| Task brief |
Filter these entries so that only lines with the word "société" remain.
======== Information provided
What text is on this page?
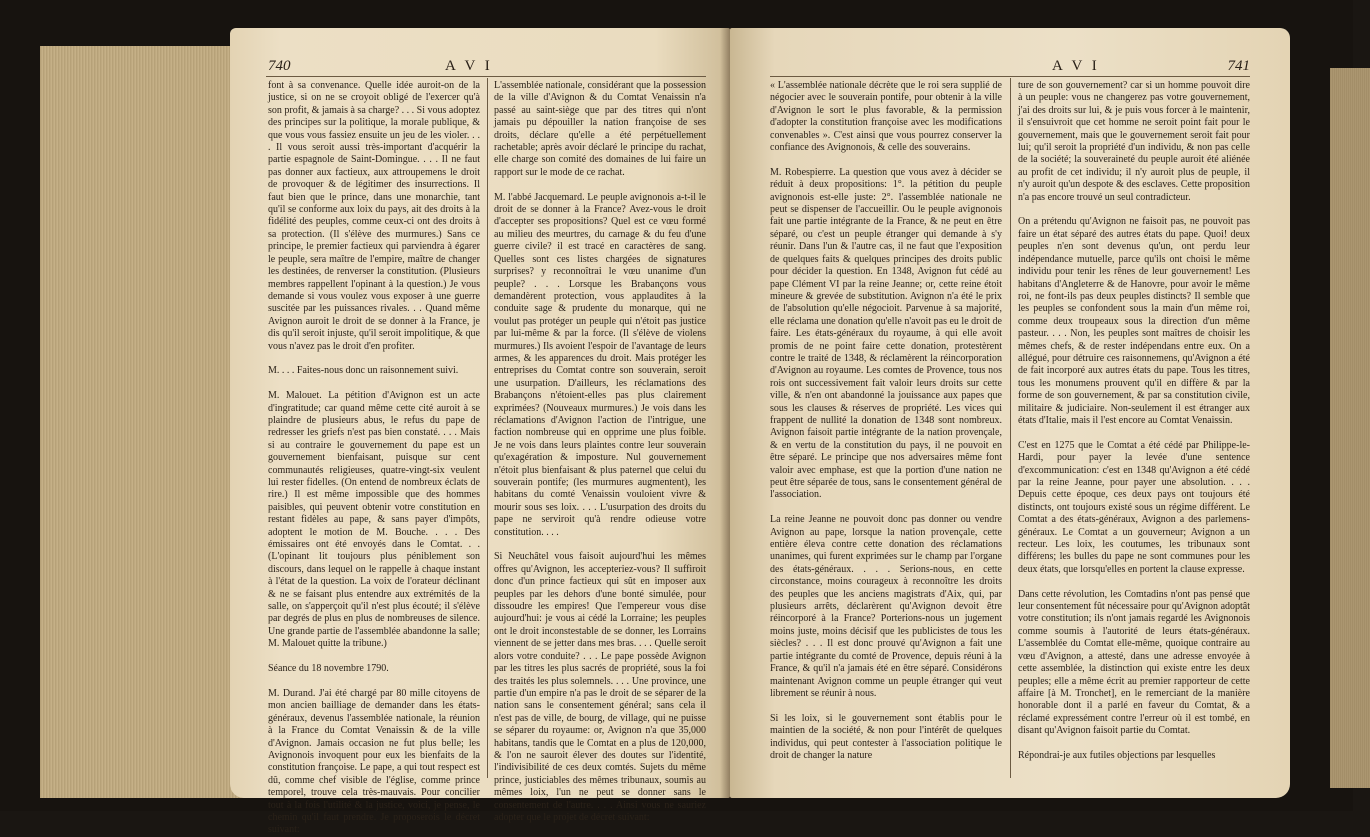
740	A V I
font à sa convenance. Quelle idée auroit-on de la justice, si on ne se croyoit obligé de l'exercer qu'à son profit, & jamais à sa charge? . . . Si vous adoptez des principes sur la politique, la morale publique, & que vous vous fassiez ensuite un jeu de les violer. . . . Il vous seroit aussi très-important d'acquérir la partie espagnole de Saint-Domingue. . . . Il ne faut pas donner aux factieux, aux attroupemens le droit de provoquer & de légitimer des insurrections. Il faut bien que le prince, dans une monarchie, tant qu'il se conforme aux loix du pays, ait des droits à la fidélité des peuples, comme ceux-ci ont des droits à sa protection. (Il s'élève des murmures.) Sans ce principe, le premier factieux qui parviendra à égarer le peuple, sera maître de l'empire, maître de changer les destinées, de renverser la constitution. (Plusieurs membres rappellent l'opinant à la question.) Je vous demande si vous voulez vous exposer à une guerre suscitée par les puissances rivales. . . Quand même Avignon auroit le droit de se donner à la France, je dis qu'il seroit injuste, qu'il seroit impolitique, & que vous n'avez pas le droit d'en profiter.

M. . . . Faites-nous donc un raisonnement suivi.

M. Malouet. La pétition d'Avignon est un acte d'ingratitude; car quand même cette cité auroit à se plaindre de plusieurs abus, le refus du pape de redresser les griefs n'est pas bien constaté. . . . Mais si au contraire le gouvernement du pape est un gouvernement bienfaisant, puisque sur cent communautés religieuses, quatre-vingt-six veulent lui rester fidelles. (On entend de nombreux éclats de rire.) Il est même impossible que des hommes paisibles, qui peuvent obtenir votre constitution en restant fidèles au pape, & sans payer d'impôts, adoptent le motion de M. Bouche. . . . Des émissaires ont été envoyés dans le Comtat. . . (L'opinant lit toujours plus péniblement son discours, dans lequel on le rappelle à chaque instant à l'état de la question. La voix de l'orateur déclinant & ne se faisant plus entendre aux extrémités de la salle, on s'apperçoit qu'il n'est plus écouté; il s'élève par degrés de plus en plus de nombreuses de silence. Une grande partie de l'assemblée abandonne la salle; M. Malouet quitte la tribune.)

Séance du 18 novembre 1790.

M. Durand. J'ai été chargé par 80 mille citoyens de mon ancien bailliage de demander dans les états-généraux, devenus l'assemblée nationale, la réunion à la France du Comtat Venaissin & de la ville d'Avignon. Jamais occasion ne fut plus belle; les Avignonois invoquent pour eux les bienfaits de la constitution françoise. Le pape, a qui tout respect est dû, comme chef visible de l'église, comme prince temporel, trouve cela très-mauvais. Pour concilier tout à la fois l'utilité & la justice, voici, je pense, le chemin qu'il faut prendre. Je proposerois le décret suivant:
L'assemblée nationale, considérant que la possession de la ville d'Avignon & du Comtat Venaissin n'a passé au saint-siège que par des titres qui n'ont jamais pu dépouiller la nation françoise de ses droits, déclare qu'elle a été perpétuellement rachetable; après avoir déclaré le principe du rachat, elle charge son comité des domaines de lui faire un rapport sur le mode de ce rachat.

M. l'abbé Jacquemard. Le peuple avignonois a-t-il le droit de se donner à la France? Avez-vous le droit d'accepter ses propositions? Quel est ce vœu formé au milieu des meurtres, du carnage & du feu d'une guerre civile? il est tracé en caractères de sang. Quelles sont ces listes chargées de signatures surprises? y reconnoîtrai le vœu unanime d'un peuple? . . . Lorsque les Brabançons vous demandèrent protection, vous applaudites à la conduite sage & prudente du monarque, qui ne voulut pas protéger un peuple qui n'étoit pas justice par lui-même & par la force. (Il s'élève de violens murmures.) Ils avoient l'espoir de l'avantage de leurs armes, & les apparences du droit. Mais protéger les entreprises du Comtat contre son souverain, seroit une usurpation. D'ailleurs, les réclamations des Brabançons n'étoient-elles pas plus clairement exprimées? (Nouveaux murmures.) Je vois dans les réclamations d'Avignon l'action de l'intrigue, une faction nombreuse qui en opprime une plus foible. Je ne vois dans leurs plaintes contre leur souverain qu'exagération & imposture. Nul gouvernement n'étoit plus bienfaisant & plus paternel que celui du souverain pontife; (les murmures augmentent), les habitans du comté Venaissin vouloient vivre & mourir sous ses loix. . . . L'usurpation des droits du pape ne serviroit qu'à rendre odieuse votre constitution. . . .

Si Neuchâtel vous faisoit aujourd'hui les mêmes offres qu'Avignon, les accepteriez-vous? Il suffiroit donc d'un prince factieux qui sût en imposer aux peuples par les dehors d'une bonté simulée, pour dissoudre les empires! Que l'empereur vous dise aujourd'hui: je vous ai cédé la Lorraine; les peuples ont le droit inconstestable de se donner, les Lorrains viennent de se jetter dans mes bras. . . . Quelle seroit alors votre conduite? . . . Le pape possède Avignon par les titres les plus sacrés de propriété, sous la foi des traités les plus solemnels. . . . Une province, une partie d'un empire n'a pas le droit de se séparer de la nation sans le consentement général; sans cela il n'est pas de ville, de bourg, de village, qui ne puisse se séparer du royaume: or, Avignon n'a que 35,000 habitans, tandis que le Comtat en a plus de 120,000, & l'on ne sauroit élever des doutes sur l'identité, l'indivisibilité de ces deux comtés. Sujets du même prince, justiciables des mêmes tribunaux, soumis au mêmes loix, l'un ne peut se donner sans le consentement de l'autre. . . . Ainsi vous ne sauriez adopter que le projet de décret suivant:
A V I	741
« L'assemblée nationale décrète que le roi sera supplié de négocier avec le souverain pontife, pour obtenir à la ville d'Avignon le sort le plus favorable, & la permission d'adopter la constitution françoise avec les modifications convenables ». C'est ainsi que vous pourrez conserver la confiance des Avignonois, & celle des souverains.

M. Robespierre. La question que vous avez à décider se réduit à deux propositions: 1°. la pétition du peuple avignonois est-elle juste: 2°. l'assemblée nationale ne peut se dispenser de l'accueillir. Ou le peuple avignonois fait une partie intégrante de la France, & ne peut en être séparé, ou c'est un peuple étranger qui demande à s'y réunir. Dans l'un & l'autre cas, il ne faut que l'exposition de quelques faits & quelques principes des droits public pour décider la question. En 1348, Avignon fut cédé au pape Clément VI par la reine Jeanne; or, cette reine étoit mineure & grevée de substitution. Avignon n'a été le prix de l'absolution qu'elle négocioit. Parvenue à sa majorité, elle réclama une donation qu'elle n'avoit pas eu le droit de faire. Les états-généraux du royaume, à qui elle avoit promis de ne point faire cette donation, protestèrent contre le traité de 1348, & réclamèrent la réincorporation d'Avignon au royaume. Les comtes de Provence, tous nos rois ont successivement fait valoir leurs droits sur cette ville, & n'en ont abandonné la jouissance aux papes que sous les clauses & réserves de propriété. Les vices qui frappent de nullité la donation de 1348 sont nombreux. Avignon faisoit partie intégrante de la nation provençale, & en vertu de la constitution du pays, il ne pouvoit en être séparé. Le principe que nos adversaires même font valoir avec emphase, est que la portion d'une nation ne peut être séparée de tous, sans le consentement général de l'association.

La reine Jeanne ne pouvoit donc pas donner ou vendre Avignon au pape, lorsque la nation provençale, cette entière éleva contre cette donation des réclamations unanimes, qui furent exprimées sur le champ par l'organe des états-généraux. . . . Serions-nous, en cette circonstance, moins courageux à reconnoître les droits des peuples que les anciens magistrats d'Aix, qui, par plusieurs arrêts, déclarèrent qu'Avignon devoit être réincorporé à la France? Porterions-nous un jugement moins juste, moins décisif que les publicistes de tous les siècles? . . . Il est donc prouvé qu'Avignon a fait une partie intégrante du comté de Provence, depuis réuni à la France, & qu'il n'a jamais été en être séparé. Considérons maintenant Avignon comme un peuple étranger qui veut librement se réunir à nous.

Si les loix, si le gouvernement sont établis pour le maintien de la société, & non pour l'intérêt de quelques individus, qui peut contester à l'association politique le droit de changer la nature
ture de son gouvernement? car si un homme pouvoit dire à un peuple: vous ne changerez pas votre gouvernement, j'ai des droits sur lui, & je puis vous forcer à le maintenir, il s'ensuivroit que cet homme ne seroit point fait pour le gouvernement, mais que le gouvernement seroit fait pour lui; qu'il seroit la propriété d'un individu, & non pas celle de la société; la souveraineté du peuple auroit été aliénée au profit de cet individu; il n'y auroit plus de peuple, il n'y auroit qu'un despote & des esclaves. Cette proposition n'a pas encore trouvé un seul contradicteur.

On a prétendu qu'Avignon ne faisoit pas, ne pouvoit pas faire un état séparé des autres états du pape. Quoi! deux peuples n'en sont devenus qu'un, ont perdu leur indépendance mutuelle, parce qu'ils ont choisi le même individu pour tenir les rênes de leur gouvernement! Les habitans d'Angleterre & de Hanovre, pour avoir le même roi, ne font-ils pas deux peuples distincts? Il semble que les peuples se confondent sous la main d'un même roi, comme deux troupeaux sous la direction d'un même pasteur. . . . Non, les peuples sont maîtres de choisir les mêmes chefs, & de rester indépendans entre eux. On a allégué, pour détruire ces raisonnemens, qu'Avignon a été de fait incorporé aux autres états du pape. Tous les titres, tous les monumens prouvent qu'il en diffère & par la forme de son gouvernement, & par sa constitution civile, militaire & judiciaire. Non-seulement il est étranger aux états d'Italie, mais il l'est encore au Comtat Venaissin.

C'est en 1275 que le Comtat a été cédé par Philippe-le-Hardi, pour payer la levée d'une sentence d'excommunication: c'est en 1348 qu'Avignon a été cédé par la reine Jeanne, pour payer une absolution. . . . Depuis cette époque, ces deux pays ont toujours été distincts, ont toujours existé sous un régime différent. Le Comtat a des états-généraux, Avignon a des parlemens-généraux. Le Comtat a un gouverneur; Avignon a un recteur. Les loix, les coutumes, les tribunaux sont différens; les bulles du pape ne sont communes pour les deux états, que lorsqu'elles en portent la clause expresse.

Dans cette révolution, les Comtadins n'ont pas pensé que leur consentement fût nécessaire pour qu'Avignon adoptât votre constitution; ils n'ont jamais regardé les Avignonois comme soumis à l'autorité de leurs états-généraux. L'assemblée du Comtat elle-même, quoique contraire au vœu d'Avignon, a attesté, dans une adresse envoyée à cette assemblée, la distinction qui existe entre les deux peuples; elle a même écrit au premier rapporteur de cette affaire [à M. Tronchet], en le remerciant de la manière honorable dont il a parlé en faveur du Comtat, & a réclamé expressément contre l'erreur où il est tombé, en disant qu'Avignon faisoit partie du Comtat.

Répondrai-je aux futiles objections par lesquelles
================
| Response to this task |
Si les loix, si le gouvernement sont établis pour le maintien de la société, & non pour l'intérêt de quelques individus, qui peut contester à l'association politique le droit de changer la nature
ture de son gouvernement? car si un homme pouvoit dire à un peuple: vous ne changerez pas votre gouvernement, j'ai des droits sur lui, & je puis vous forcer à le maintenir, il s'ensuivroit que cet homme ne seroit point fait pour le gouvernement, mais que le gouvernement seroit fait pour lui; qu'il seroit la propriété d'un individu, & non pas celle de la société; la souveraineté du peuple auroit été aliénée au profit de cet individu; il n'y auroit plus de peuple, il n'y auroit qu'un despote & des esclaves. Cette proposition n'a pas encore trouvé un seul contradicteur.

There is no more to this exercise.